Skip the pictures and repeat each line of the data exactly.

____________________

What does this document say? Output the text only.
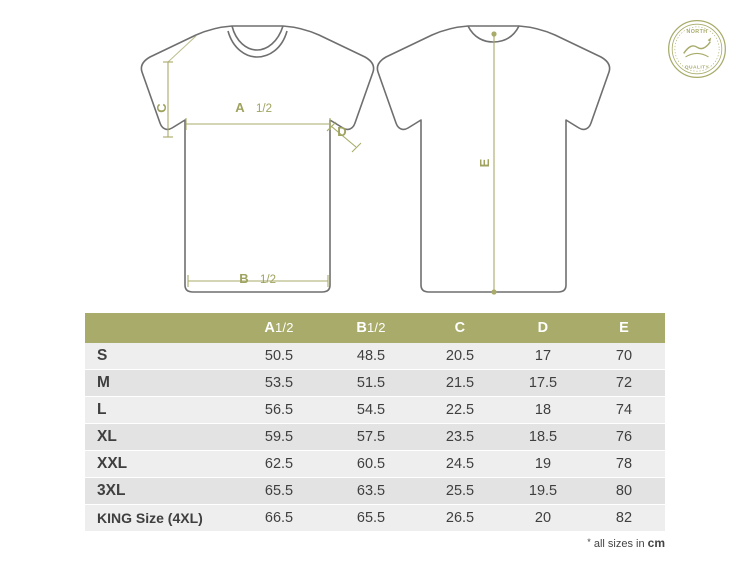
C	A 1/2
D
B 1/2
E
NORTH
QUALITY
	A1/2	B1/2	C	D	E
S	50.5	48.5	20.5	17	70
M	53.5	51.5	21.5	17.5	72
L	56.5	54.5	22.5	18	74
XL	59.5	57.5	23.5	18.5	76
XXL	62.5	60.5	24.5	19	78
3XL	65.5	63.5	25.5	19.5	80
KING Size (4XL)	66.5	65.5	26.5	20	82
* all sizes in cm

____________________

▶ PROBLEM SOLUTION
What does this document say? Output the text only.
C	A 1/2
D
B 1/2
E
NORTH
QUALITY
	A1/2	B1/2	C	D	E
S	50.5	48.5	20.5	17	70
M	53.5	51.5	21.5	17.5	72
L	56.5	54.5	22.5	18	74
XL	59.5	57.5	23.5	18.5	76
XXL	62.5	60.5	24.5	19	78
3XL	65.5	63.5	25.5	19.5	80
KING Size (4XL)	66.5	65.5	26.5	20	82
* all sizes in cm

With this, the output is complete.